Given problem ▸
Only a number is wanted: how many lines in these records contain the word "JSON"?

Start of Information supplied

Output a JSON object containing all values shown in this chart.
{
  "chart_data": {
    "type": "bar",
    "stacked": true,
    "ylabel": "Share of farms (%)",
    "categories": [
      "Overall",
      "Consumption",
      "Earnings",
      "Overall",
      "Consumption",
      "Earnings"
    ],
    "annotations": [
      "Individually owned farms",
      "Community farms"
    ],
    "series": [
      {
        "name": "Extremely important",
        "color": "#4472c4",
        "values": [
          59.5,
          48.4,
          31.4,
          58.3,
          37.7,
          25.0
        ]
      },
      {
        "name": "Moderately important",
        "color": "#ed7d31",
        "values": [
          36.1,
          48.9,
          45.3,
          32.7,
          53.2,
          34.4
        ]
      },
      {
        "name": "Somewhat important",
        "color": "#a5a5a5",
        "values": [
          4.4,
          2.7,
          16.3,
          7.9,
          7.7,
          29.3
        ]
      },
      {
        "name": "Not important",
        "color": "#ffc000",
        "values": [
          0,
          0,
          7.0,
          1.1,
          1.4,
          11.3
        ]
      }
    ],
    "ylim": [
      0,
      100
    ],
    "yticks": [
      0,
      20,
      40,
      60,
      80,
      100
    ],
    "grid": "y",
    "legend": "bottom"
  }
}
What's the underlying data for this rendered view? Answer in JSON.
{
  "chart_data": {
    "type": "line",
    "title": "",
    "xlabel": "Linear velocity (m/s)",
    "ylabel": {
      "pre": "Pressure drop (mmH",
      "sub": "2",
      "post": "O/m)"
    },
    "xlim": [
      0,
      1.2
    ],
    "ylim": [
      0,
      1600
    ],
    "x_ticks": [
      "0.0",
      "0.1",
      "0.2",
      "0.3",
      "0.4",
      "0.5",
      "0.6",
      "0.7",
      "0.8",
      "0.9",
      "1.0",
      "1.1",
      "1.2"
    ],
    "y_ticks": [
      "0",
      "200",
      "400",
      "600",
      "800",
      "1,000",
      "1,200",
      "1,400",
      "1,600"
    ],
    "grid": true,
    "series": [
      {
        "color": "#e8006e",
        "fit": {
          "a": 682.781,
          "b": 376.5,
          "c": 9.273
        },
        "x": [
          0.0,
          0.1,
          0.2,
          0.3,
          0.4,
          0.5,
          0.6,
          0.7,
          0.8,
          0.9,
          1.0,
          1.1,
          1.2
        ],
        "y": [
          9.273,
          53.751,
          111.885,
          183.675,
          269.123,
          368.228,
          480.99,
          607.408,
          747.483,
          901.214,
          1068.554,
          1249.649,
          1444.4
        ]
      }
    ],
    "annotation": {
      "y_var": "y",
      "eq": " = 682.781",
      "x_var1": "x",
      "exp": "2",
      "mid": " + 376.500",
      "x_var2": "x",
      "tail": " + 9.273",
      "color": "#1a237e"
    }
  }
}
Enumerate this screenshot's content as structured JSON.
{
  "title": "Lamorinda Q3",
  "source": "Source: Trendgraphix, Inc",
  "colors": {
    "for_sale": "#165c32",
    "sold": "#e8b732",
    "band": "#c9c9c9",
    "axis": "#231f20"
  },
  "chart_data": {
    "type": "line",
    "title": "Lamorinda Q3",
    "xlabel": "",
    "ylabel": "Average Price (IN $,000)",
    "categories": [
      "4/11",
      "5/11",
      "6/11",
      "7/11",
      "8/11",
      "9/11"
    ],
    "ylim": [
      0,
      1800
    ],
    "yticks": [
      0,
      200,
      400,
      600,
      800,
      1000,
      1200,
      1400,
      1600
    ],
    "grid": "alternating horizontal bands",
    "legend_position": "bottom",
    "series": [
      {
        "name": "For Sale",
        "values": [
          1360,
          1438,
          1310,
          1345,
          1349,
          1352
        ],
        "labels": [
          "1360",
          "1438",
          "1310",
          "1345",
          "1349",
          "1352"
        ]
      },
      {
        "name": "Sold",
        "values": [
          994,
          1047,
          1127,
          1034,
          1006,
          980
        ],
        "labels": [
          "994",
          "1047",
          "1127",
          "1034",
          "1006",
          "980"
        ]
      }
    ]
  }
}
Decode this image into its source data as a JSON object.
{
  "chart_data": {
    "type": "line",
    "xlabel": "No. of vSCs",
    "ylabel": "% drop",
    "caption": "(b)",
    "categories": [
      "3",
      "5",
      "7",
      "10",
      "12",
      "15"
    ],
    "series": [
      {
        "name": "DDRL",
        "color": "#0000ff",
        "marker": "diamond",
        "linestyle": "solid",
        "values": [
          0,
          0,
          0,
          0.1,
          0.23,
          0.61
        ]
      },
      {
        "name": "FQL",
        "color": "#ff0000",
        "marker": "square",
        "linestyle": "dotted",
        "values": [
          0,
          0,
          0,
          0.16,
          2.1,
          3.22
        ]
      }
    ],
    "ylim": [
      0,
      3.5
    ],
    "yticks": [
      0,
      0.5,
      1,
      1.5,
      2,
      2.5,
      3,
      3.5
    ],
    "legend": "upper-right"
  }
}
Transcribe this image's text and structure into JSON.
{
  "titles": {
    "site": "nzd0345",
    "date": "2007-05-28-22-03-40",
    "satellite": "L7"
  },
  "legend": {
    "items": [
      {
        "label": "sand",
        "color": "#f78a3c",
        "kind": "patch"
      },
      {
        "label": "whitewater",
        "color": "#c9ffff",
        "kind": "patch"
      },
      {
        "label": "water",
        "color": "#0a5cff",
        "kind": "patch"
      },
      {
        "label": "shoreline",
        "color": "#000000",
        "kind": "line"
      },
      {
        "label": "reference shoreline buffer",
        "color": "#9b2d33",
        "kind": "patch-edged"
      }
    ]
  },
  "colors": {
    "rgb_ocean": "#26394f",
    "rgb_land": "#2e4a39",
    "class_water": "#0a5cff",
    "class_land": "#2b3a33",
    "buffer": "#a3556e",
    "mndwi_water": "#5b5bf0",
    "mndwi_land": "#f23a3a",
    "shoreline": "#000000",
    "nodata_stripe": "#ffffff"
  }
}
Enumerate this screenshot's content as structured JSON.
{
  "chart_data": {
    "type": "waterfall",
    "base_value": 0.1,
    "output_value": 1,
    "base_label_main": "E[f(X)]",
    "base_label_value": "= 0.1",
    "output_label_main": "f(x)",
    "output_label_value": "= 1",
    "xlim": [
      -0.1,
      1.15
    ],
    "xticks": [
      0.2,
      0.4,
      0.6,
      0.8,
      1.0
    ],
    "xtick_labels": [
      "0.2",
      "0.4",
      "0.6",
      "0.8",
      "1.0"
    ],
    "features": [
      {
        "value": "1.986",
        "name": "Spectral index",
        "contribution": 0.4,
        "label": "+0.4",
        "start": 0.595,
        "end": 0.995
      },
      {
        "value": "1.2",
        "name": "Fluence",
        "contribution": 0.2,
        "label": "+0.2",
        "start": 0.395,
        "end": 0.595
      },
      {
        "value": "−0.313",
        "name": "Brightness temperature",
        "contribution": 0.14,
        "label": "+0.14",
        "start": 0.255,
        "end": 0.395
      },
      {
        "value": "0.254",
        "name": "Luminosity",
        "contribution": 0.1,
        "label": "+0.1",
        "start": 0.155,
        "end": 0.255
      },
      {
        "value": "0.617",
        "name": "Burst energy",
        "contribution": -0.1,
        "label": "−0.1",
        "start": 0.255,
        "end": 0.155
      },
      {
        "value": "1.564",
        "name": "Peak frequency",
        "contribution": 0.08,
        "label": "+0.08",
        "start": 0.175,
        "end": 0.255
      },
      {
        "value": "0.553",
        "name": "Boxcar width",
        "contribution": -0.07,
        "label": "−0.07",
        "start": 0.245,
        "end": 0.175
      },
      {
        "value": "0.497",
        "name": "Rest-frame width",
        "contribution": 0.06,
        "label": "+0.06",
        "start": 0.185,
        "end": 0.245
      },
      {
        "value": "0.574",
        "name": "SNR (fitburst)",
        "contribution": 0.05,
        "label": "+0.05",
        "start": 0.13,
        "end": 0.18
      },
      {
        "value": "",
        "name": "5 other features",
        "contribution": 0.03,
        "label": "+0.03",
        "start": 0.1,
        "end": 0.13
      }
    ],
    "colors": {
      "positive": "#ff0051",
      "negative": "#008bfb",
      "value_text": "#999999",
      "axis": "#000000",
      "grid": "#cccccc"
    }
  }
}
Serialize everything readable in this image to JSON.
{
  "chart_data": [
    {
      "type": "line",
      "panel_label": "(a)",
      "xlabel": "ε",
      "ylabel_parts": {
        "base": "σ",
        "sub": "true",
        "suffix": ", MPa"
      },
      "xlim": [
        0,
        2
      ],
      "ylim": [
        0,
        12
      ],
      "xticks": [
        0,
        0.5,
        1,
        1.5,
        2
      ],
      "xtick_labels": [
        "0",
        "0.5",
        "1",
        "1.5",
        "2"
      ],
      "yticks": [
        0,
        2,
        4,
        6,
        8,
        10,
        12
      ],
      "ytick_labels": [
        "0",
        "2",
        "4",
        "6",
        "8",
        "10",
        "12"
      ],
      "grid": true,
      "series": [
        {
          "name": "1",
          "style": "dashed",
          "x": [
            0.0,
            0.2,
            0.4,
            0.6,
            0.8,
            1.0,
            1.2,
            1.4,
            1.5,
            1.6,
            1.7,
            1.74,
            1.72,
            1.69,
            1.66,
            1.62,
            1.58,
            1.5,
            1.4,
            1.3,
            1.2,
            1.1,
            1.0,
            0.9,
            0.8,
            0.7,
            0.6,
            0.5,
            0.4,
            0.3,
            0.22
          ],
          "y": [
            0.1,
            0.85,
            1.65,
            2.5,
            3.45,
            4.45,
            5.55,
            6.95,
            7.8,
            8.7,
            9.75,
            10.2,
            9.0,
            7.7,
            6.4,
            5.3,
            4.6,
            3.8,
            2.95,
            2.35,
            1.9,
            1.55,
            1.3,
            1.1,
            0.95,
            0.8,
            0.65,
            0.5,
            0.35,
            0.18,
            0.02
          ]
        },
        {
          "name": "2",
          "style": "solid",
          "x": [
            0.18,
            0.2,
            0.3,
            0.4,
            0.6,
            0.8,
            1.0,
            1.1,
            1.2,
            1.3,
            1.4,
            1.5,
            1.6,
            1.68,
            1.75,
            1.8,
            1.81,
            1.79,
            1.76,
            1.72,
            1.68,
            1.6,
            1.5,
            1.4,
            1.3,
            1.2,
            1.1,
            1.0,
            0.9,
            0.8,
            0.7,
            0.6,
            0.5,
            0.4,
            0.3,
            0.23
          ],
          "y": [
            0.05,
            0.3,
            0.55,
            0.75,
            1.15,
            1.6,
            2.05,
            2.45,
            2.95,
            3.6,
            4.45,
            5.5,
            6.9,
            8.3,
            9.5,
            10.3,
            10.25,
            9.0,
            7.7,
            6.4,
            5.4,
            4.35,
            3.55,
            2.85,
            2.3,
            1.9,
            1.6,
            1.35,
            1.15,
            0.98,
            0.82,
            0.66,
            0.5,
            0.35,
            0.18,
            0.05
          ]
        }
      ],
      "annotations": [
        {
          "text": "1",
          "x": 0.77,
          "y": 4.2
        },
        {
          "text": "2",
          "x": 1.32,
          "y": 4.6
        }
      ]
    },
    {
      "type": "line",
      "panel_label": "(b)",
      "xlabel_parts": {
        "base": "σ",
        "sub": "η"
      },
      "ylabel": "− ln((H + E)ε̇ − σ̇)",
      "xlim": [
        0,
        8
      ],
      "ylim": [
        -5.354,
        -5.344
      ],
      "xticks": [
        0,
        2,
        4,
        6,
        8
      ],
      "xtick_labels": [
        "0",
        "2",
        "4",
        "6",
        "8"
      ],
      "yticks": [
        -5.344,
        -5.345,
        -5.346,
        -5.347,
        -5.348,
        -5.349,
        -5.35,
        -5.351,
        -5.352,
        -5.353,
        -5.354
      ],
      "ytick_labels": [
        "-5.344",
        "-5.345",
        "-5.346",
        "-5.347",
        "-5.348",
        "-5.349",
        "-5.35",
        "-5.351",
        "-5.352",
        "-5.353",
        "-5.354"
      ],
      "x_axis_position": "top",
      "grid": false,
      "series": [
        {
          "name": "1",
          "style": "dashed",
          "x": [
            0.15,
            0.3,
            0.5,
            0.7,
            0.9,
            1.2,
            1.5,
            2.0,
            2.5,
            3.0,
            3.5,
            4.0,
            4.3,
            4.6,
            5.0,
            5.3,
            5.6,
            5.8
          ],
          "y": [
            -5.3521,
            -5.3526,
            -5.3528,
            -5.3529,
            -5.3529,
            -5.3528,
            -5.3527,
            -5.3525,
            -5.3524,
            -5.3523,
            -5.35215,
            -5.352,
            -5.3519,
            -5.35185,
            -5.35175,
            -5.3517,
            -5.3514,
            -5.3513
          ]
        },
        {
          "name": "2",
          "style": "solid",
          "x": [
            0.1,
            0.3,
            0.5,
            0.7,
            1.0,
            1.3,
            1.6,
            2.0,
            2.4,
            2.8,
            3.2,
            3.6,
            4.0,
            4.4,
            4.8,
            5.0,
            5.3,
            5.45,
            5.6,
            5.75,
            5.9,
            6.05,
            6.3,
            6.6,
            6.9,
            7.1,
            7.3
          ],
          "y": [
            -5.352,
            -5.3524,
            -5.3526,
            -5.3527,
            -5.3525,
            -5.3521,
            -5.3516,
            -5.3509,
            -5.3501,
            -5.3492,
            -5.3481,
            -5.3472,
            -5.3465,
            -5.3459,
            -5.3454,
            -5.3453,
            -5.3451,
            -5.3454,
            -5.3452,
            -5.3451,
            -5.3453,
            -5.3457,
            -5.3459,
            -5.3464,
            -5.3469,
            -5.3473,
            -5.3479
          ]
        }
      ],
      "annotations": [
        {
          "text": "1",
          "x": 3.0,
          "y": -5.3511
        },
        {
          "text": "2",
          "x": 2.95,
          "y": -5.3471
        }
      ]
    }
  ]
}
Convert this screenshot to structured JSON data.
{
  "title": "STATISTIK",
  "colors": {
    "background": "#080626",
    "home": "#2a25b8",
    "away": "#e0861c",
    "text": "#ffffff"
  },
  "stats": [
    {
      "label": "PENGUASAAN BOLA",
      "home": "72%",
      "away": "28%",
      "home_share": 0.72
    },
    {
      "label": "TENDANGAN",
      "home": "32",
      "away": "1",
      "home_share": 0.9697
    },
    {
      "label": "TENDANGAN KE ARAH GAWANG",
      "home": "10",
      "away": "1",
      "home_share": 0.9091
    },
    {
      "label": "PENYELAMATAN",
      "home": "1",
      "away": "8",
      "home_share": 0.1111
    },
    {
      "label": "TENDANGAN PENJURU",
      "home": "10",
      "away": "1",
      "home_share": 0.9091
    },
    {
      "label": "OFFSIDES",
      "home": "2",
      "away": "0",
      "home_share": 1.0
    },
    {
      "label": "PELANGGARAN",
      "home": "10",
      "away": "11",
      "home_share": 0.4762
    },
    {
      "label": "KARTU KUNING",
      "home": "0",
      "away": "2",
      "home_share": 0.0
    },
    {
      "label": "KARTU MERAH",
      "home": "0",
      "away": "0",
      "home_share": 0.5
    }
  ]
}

End of Information supplied

Final result ▸
8